Records from a dataset:
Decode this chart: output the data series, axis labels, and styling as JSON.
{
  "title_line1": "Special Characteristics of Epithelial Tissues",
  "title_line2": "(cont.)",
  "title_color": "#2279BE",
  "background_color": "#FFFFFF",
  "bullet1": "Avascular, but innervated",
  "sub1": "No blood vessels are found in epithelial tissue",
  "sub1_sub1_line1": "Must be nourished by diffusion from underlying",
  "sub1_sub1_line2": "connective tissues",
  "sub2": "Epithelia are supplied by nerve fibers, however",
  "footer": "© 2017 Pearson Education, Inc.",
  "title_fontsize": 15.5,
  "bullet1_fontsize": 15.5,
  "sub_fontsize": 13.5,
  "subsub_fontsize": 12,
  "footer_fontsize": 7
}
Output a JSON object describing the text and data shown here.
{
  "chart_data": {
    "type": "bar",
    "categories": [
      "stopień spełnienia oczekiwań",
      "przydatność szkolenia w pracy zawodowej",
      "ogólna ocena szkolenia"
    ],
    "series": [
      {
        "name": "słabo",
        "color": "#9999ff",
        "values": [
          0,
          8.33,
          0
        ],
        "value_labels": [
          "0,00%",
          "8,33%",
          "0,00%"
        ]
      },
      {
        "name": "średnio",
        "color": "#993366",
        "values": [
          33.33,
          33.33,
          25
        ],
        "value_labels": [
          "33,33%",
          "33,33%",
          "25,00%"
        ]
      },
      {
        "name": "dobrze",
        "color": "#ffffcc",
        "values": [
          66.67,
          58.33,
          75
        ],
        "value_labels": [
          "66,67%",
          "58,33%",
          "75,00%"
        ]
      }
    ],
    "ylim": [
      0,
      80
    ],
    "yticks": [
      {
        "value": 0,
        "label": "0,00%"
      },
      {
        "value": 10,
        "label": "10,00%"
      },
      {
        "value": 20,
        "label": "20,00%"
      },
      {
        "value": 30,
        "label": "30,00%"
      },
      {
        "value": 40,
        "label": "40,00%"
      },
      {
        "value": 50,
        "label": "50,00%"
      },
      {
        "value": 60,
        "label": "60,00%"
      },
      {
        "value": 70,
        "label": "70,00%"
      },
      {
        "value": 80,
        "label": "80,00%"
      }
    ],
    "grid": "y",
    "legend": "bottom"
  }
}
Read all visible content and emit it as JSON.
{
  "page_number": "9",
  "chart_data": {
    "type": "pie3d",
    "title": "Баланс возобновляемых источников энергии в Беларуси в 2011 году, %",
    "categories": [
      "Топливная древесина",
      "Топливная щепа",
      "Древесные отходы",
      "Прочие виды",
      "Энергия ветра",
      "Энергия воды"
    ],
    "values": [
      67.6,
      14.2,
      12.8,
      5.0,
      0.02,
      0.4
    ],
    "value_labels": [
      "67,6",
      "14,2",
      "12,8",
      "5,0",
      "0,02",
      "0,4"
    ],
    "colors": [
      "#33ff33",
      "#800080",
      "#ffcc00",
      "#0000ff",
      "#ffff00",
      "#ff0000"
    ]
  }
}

(YOUR OBJECTIVE): Gather all lines where the word "name" appears.

(CORRECT RESULT):
        "name": "słabo",
        "name": "średnio",
        "name": "dobrze",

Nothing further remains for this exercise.